Dataset records
↓↓↓

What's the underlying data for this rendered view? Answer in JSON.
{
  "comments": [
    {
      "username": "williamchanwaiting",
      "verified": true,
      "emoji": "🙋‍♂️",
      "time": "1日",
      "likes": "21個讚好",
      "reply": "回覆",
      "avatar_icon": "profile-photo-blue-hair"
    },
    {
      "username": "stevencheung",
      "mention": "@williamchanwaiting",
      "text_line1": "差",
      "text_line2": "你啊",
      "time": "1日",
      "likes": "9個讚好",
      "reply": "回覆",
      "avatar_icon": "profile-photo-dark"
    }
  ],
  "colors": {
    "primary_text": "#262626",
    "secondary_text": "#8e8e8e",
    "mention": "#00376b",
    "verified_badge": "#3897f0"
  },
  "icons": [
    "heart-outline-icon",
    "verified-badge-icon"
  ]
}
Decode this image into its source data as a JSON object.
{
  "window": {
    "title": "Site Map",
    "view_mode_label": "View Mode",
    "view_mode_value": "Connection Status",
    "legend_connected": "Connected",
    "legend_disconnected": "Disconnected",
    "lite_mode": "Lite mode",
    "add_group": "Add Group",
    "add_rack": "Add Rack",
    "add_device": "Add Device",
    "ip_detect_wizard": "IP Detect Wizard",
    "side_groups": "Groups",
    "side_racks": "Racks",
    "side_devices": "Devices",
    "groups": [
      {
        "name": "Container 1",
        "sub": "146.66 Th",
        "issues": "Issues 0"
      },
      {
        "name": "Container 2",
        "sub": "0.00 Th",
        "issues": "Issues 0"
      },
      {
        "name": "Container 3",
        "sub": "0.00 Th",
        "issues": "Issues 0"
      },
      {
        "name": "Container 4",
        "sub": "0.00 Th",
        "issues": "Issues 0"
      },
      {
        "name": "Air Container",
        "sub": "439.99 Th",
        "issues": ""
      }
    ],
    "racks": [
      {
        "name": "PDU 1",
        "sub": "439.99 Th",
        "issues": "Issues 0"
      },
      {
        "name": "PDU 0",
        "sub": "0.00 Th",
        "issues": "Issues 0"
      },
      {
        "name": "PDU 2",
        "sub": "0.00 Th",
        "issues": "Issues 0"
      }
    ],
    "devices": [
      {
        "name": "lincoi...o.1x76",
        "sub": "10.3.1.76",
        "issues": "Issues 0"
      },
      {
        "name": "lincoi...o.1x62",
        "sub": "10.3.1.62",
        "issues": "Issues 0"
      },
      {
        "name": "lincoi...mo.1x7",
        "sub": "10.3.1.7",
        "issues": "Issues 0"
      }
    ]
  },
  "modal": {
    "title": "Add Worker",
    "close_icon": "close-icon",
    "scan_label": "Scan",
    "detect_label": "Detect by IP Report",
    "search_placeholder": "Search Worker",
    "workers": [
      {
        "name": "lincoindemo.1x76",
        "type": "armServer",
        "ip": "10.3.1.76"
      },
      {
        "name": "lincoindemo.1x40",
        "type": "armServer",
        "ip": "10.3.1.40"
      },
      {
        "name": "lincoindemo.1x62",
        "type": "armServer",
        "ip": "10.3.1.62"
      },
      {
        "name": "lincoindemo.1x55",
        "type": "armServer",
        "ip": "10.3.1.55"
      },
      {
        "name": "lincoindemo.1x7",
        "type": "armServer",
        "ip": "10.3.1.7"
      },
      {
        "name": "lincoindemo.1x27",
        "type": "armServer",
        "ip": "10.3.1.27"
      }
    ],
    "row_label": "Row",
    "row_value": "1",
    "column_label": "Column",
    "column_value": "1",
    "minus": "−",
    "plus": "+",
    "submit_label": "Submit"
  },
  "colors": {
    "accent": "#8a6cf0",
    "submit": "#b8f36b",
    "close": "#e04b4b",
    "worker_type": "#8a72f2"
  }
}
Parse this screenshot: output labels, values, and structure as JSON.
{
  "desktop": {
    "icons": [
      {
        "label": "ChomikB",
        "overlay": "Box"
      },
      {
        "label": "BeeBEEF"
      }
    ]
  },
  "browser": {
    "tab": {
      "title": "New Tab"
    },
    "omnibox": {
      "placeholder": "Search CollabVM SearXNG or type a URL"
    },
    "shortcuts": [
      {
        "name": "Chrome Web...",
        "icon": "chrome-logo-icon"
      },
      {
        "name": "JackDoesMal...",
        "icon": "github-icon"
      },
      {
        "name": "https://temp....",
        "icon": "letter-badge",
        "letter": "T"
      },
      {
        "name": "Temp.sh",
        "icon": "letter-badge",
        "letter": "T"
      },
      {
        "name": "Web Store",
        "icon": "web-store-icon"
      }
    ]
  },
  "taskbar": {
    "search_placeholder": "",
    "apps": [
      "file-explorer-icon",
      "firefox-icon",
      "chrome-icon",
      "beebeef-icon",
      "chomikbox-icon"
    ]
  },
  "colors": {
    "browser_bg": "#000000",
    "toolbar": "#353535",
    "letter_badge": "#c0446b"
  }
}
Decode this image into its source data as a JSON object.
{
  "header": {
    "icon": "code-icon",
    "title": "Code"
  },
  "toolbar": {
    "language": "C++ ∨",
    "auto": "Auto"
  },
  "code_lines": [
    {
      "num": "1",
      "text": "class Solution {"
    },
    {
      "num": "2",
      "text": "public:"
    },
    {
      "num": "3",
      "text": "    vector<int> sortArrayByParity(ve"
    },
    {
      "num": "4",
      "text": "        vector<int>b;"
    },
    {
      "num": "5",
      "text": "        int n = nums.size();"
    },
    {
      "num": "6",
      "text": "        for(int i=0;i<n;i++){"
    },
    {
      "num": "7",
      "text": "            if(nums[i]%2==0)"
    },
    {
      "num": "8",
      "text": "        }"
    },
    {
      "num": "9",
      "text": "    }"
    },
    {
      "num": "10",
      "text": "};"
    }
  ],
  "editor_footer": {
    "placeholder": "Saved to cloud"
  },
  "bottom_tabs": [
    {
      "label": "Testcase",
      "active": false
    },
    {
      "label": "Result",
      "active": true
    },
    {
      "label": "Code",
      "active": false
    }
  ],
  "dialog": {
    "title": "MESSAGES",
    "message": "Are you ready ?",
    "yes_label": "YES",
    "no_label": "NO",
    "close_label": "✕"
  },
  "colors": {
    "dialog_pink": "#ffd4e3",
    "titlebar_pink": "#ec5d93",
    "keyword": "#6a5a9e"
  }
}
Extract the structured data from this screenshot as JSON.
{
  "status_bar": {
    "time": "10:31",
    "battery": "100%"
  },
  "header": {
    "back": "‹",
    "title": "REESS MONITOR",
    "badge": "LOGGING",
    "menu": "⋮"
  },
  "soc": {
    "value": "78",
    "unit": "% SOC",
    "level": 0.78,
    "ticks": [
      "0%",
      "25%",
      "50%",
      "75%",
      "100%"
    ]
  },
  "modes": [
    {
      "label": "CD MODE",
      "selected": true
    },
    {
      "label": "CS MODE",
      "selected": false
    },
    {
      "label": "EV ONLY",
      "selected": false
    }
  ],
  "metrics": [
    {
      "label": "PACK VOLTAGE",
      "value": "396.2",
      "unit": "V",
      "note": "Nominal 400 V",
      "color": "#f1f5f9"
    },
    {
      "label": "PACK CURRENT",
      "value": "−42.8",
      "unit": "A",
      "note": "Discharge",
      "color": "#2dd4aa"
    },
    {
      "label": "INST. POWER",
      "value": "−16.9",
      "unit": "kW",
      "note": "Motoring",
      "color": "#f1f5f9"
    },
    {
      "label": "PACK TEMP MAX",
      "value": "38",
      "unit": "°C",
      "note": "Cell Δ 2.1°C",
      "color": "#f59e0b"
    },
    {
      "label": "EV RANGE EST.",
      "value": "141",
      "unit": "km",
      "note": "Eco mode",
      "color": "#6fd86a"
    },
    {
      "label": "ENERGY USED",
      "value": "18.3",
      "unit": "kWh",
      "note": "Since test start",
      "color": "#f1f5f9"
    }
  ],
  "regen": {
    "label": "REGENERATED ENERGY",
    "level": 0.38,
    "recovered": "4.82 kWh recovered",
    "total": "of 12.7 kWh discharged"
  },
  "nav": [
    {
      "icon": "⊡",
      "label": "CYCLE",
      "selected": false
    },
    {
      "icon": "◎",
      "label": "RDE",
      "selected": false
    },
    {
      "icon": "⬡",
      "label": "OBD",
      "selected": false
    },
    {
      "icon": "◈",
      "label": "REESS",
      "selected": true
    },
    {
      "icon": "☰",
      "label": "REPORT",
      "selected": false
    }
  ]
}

↑↑↑

Where a line holds "Detect", copy that line.

[Answer to the exercise]
    "ip_detect_wizard": "IP Detect Wizard",
    "detect_label": "Detect by IP Report",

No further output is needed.